#### Task material

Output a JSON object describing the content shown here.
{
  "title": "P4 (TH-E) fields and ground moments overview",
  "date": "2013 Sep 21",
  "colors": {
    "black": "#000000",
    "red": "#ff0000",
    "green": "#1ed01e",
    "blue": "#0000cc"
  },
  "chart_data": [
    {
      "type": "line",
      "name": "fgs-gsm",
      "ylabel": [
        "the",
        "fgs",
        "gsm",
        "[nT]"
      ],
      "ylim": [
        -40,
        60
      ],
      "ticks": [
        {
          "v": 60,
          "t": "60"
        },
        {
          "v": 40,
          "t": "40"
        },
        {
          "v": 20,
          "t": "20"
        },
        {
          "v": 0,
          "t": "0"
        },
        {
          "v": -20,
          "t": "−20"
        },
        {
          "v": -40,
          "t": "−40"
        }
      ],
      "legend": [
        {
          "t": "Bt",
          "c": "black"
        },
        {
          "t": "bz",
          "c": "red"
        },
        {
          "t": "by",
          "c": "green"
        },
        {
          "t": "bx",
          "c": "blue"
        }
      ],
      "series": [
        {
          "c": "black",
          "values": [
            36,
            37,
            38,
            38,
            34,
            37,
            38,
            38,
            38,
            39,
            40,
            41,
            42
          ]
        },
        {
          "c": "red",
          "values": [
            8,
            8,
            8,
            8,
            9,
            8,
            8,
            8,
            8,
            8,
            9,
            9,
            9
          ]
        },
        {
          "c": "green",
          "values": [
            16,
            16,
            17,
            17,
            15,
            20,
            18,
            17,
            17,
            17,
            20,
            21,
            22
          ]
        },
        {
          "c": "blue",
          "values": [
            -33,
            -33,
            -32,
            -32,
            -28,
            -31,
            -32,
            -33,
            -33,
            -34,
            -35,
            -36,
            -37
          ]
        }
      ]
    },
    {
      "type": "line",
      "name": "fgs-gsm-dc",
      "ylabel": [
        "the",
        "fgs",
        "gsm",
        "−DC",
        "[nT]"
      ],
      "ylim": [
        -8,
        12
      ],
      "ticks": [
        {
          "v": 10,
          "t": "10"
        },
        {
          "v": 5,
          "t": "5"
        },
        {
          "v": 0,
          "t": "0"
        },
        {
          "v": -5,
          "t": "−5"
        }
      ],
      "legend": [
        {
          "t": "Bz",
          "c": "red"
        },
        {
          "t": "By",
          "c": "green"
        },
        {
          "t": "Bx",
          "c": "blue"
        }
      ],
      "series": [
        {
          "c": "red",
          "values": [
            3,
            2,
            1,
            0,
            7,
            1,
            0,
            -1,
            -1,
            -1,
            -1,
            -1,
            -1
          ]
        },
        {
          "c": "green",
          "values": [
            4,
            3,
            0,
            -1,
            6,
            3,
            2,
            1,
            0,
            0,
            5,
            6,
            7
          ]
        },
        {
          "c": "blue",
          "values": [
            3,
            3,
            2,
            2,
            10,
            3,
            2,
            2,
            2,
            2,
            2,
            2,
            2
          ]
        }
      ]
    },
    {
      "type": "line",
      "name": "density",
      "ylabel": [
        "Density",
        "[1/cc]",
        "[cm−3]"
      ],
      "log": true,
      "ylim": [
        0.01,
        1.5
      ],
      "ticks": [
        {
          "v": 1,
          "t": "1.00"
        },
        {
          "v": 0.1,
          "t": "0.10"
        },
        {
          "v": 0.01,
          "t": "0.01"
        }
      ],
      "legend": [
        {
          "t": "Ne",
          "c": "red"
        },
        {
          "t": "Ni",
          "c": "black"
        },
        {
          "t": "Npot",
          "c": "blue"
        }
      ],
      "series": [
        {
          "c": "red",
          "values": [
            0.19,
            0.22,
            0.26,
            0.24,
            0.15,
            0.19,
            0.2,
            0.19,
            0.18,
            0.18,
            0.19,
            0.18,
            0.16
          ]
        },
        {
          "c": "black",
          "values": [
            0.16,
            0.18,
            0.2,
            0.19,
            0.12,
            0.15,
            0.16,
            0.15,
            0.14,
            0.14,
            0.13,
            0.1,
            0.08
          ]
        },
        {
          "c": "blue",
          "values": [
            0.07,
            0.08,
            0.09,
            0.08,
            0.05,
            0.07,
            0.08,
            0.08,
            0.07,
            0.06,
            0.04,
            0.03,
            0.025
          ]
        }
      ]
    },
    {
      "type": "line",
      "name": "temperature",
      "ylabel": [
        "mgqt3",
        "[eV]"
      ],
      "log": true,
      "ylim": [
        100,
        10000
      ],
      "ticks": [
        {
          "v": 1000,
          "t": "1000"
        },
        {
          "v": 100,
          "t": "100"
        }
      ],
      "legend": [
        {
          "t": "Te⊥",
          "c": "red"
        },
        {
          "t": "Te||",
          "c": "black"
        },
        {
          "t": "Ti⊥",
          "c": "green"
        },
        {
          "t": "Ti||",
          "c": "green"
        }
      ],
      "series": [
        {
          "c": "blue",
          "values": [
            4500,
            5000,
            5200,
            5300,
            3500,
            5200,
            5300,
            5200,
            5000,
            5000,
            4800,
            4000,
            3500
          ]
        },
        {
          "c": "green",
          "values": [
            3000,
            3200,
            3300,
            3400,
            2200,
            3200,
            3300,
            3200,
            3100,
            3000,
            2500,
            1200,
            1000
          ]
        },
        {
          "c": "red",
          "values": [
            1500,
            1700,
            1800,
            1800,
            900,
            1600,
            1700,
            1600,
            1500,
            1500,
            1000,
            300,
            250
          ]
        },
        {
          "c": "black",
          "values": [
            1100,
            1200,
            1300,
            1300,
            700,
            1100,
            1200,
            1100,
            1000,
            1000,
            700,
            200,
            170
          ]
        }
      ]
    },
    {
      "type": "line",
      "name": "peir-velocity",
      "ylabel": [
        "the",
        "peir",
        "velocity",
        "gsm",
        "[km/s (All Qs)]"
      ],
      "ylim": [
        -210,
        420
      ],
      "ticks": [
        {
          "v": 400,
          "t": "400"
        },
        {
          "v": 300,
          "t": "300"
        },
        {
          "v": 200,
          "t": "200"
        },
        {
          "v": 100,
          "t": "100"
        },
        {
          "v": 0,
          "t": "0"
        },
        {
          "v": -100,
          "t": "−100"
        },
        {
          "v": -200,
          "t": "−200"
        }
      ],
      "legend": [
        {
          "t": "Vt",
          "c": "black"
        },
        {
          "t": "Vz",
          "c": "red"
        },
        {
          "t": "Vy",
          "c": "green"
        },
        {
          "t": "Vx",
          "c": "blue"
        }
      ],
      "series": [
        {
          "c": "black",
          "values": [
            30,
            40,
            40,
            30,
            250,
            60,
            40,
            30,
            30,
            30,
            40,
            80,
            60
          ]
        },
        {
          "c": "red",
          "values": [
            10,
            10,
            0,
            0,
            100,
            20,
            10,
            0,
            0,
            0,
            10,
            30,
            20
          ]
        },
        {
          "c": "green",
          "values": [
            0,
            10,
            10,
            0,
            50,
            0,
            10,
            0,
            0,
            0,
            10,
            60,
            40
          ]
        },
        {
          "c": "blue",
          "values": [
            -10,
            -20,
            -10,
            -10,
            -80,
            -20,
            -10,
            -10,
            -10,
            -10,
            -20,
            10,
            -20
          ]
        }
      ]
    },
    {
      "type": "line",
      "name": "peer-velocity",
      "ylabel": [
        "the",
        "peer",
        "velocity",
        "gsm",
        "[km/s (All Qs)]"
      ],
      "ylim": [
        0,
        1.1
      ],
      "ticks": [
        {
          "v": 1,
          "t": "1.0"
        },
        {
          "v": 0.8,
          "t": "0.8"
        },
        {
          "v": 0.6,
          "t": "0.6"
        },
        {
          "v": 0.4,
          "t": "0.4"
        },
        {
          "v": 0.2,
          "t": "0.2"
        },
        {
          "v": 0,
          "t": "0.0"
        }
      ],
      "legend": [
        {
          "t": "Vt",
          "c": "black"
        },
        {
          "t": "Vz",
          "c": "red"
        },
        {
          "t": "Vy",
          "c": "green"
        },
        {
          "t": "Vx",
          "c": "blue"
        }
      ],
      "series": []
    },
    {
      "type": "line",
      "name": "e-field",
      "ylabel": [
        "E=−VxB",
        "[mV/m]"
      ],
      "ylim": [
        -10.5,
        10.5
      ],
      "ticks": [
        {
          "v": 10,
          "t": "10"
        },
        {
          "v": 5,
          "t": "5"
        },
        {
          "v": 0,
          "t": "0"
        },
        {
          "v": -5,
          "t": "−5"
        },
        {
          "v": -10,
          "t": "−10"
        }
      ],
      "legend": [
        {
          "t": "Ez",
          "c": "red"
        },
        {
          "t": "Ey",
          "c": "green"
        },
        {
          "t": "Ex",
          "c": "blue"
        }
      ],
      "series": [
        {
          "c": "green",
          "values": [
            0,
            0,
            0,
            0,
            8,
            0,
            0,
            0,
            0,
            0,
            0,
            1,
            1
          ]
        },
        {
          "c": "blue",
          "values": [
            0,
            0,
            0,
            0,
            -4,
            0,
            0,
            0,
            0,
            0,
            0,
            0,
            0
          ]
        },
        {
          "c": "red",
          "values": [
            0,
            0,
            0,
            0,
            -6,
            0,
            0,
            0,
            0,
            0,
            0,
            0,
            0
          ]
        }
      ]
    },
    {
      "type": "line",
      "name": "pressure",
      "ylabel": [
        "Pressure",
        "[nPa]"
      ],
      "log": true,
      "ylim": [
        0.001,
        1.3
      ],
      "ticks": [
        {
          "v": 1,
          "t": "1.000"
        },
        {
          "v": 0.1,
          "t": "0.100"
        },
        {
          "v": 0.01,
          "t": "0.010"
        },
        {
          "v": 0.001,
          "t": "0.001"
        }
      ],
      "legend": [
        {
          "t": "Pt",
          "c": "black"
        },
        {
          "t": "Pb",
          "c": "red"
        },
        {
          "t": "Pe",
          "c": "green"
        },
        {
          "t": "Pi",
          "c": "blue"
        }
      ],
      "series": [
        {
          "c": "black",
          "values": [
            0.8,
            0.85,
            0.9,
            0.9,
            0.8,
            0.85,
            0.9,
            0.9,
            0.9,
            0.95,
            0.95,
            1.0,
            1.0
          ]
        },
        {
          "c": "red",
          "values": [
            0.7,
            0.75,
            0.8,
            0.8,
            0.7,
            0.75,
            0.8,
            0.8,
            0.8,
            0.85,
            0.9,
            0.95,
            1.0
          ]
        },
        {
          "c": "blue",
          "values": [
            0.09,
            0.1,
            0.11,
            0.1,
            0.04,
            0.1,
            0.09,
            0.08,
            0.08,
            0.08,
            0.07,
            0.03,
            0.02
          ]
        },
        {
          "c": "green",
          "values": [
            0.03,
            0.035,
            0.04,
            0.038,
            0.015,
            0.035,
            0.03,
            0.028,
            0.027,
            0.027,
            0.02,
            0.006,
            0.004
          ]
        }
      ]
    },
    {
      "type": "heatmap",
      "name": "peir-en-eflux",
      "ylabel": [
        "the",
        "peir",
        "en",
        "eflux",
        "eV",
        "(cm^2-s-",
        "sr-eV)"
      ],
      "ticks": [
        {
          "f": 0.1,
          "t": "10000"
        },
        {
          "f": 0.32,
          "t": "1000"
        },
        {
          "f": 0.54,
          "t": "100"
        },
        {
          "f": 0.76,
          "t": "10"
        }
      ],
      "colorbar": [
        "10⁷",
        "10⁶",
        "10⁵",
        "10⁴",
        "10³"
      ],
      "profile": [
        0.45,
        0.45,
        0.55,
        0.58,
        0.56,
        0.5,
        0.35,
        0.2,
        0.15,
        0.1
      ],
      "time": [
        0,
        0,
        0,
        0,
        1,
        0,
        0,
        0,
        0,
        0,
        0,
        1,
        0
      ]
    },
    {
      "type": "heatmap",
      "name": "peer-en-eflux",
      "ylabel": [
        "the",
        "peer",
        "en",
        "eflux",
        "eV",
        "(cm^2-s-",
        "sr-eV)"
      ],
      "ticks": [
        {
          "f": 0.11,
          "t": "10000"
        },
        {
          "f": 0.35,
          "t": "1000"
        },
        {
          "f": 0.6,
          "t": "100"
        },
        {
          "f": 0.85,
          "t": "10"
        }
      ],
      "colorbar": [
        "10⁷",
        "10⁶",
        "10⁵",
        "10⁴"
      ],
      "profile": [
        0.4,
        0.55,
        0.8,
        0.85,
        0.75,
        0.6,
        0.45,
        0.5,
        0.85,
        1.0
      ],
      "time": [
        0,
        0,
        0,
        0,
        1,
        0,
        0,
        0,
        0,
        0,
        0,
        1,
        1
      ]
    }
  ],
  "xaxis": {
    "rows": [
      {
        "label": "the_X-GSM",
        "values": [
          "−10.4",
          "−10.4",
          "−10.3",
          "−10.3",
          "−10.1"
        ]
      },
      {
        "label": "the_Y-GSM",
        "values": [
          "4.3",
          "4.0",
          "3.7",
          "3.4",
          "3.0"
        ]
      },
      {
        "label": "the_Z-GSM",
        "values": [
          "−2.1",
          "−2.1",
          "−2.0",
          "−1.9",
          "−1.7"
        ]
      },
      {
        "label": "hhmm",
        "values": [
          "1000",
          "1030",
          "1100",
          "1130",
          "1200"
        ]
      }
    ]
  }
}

########

> [Task prompt] Go through the entries above and copy every line containing "name".

> [Answer for this exercise]
      "name": "fgs-gsm",
      "name": "fgs-gsm-dc",
      "name": "density",
      "name": "temperature",
      "name": "peir-velocity",
      "name": "peer-velocity",
      "name": "e-field",
      "name": "pressure",
      "name": "peir-en-eflux",
      "name": "peer-en-eflux",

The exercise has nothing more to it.